Aim of the task
Without altering anything, output the material below.

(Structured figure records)

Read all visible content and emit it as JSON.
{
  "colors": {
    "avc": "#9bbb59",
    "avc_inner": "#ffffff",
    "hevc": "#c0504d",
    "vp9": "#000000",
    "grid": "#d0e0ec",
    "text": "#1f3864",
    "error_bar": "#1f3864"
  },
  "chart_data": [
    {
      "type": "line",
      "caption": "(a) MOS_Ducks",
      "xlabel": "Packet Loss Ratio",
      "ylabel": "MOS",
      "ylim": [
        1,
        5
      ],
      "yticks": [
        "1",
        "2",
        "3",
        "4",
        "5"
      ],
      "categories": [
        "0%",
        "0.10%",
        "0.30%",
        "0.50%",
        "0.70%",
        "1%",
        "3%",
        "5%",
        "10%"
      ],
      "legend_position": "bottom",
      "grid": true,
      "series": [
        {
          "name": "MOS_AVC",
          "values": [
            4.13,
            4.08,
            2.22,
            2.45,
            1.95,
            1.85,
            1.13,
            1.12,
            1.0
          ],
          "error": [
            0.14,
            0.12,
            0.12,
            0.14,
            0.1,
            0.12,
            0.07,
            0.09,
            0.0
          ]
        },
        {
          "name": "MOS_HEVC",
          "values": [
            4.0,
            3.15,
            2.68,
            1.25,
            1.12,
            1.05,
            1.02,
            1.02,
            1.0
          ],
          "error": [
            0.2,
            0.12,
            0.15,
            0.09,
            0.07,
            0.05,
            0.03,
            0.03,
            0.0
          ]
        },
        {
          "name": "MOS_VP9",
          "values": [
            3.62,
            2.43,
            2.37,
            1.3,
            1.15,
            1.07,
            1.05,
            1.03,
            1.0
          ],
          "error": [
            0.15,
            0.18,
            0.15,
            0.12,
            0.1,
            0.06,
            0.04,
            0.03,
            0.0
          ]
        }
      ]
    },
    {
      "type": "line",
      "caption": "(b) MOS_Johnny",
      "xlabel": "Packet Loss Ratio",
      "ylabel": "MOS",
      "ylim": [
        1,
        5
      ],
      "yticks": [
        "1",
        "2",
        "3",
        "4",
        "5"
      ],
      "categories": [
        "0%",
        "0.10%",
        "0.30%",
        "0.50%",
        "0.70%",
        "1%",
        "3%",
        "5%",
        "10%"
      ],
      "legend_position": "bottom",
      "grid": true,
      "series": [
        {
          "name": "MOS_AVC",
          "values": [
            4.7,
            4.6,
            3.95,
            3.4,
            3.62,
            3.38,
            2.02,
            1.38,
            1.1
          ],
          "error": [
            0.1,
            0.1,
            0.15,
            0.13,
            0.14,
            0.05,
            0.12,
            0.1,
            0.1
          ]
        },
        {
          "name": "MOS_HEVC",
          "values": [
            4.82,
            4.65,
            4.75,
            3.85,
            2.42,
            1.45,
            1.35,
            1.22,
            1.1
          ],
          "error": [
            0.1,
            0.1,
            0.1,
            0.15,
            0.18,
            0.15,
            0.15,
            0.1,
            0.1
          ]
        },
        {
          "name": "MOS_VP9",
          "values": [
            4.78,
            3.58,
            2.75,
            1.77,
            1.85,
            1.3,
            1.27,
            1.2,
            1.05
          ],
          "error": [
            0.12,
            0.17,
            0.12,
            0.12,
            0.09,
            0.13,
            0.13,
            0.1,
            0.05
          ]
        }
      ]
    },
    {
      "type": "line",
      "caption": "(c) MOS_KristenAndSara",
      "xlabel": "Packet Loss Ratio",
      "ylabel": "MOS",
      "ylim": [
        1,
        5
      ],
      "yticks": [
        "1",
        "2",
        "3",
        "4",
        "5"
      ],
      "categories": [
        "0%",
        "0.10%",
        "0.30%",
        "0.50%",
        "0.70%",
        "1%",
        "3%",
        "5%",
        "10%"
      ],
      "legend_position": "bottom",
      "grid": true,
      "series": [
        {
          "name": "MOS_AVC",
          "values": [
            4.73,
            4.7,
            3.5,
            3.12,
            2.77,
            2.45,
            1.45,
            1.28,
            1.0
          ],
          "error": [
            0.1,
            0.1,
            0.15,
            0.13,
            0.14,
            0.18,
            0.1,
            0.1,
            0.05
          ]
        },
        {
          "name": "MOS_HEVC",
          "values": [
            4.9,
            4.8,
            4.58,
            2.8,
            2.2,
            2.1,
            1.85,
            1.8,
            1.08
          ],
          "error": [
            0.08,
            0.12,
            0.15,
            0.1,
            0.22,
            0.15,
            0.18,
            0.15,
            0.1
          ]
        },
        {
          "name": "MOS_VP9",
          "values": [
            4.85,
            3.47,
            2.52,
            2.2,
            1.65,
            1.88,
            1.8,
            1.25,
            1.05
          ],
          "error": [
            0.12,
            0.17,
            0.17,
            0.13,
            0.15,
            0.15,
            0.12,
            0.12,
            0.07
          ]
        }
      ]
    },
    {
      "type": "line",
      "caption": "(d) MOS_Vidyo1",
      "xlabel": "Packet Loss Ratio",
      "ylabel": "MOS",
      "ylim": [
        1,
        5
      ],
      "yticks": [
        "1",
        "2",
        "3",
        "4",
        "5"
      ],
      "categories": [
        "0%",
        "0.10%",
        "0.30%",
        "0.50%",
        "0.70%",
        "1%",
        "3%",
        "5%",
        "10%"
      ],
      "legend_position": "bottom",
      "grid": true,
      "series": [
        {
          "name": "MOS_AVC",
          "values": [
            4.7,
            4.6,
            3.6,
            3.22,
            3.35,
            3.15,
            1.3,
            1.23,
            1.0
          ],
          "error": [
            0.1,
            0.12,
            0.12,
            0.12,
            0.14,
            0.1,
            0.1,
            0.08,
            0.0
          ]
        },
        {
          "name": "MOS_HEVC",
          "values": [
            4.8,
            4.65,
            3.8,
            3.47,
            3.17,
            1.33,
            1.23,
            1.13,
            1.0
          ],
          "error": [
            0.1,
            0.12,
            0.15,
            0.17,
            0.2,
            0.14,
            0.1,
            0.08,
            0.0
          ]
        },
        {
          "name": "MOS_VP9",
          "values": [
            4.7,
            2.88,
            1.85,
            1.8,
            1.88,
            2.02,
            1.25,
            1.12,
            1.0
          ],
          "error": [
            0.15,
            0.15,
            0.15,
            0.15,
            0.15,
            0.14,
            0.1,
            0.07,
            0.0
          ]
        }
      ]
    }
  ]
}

Solution to this exercise
Read all visible content and emit it as JSON.
{
  "colors": {
    "avc": "#9bbb59",
    "avc_inner": "#ffffff",
    "hevc": "#c0504d",
    "vp9": "#000000",
    "grid": "#d0e0ec",
    "text": "#1f3864",
    "error_bar": "#1f3864"
  },
  "chart_data": [
    {
      "type": "line",
      "caption": "(a) MOS_Ducks",
      "xlabel": "Packet Loss Ratio",
      "ylabel": "MOS",
      "ylim": [
        1,
        5
      ],
      "yticks": [
        "1",
        "2",
        "3",
        "4",
        "5"
      ],
      "categories": [
        "0%",
        "0.10%",
        "0.30%",
        "0.50%",
        "0.70%",
        "1%",
        "3%",
        "5%",
        "10%"
      ],
      "legend_position": "bottom",
      "grid": true,
      "series": [
        {
          "name": "MOS_AVC",
          "values": [
            4.13,
            4.08,
            2.22,
            2.45,
            1.95,
            1.85,
            1.13,
            1.12,
            1.0
          ],
          "error": [
            0.14,
            0.12,
            0.12,
            0.14,
            0.1,
            0.12,
            0.07,
            0.09,
            0.0
          ]
        },
        {
          "name": "MOS_HEVC",
          "values": [
            4.0,
            3.15,
            2.68,
            1.25,
            1.12,
            1.05,
            1.02,
            1.02,
            1.0
          ],
          "error": [
            0.2,
            0.12,
            0.15,
            0.09,
            0.07,
            0.05,
            0.03,
            0.03,
            0.0
          ]
        },
        {
          "name": "MOS_VP9",
          "values": [
            3.62,
            2.43,
            2.37,
            1.3,
            1.15,
            1.07,
            1.05,
            1.03,
            1.0
          ],
          "error": [
            0.15,
            0.18,
            0.15,
            0.12,
            0.1,
            0.06,
            0.04,
            0.03,
            0.0
          ]
        }
      ]
    },
    {
      "type": "line",
      "caption": "(b) MOS_Johnny",
      "xlabel": "Packet Loss Ratio",
      "ylabel": "MOS",
      "ylim": [
        1,
        5
      ],
      "yticks": [
        "1",
        "2",
        "3",
        "4",
        "5"
      ],
      "categories": [
        "0%",
        "0.10%",
        "0.30%",
        "0.50%",
        "0.70%",
        "1%",
        "3%",
        "5%",
        "10%"
      ],
      "legend_position": "bottom",
      "grid": true,
      "series": [
        {
          "name": "MOS_AVC",
          "values": [
            4.7,
            4.6,
            3.95,
            3.4,
            3.62,
            3.38,
            2.02,
            1.38,
            1.1
          ],
          "error": [
            0.1,
            0.1,
            0.15,
            0.13,
            0.14,
            0.05,
            0.12,
            0.1,
            0.1
          ]
        },
        {
          "name": "MOS_HEVC",
          "values": [
            4.82,
            4.65,
            4.75,
            3.85,
            2.42,
            1.45,
            1.35,
            1.22,
            1.1
          ],
          "error": [
            0.1,
            0.1,
            0.1,
            0.15,
            0.18,
            0.15,
            0.15,
            0.1,
            0.1
          ]
        },
        {
          "name": "MOS_VP9",
          "values": [
            4.78,
            3.58,
            2.75,
            1.77,
            1.85,
            1.3,
            1.27,
            1.2,
            1.05
          ],
          "error": [
            0.12,
            0.17,
            0.12,
            0.12,
            0.09,
            0.13,
            0.13,
            0.1,
            0.05
          ]
        }
      ]
    },
    {
      "type": "line",
      "caption": "(c) MOS_KristenAndSara",
      "xlabel": "Packet Loss Ratio",
      "ylabel": "MOS",
      "ylim": [
        1,
        5
      ],
      "yticks": [
        "1",
        "2",
        "3",
        "4",
        "5"
      ],
      "categories": [
        "0%",
        "0.10%",
        "0.30%",
        "0.50%",
        "0.70%",
        "1%",
        "3%",
        "5%",
        "10%"
      ],
      "legend_position": "bottom",
      "grid": true,
      "series": [
        {
          "name": "MOS_AVC",
          "values": [
            4.73,
            4.7,
            3.5,
            3.12,
            2.77,
            2.45,
            1.45,
            1.28,
            1.0
          ],
          "error": [
            0.1,
            0.1,
            0.15,
            0.13,
            0.14,
            0.18,
            0.1,
            0.1,
            0.05
          ]
        },
        {
          "name": "MOS_HEVC",
          "values": [
            4.9,
            4.8,
            4.58,
            2.8,
            2.2,
            2.1,
            1.85,
            1.8,
            1.08
          ],
          "error": [
            0.08,
            0.12,
            0.15,
            0.1,
            0.22,
            0.15,
            0.18,
            0.15,
            0.1
          ]
        },
        {
          "name": "MOS_VP9",
          "values": [
            4.85,
            3.47,
            2.52,
            2.2,
            1.65,
            1.88,
            1.8,
            1.25,
            1.05
          ],
          "error": [
            0.12,
            0.17,
            0.17,
            0.13,
            0.15,
            0.15,
            0.12,
            0.12,
            0.07
          ]
        }
      ]
    },
    {
      "type": "line",
      "caption": "(d) MOS_Vidyo1",
      "xlabel": "Packet Loss Ratio",
      "ylabel": "MOS",
      "ylim": [
        1,
        5
      ],
      "yticks": [
        "1",
        "2",
        "3",
        "4",
        "5"
      ],
      "categories": [
        "0%",
        "0.10%",
        "0.30%",
        "0.50%",
        "0.70%",
        "1%",
        "3%",
        "5%",
        "10%"
      ],
      "legend_position": "bottom",
      "grid": true,
      "series": [
        {
          "name": "MOS_AVC",
          "values": [
            4.7,
            4.6,
            3.6,
            3.22,
            3.35,
            3.15,
            1.3,
            1.23,
            1.0
          ],
          "error": [
            0.1,
            0.12,
            0.12,
            0.12,
            0.14,
            0.1,
            0.1,
            0.08,
            0.0
          ]
        },
        {
          "name": "MOS_HEVC",
          "values": [
            4.8,
            4.65,
            3.8,
            3.47,
            3.17,
            1.33,
            1.23,
            1.13,
            1.0
          ],
          "error": [
            0.1,
            0.12,
            0.15,
            0.17,
            0.2,
            0.14,
            0.1,
            0.08,
            0.0
          ]
        },
        {
          "name": "MOS_VP9",
          "values": [
            4.7,
            2.88,
            1.85,
            1.8,
            1.88,
            2.02,
            1.25,
            1.12,
            1.0
          ],
          "error": [
            0.15,
            0.15,
            0.15,
            0.15,
            0.15,
            0.14,
            0.1,
            0.07,
            0.0
          ]
        }
      ]
    }
  ]
}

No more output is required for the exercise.